§ **OBJECTIVE**: Every line holding the string "name" should be gathered.

§ **RECORDS FOR THE EXERCISE**:
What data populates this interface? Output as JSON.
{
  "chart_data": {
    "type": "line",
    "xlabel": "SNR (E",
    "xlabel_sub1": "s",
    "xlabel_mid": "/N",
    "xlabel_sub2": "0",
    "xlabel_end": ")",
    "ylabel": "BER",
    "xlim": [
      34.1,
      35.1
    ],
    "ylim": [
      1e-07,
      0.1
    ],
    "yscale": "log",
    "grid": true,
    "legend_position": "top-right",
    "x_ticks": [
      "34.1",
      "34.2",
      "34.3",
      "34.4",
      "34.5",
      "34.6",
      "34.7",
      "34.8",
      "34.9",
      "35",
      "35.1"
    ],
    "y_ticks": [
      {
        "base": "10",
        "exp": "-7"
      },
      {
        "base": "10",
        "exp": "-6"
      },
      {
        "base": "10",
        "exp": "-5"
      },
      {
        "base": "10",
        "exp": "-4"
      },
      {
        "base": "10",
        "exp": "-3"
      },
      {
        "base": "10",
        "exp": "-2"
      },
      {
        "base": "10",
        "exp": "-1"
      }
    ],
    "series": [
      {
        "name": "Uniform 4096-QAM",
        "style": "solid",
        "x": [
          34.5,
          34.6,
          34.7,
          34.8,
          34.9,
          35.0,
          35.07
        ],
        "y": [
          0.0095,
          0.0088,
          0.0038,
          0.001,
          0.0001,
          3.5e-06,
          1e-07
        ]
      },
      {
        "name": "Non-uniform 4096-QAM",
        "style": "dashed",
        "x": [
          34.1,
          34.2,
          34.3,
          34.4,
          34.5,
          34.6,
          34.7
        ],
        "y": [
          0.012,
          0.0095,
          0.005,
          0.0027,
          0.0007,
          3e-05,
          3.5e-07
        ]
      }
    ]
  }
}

§ **WORKED ANSWER**:
        "name": "Uniform 4096-QAM",
        "name": "Non-uniform 4096-QAM",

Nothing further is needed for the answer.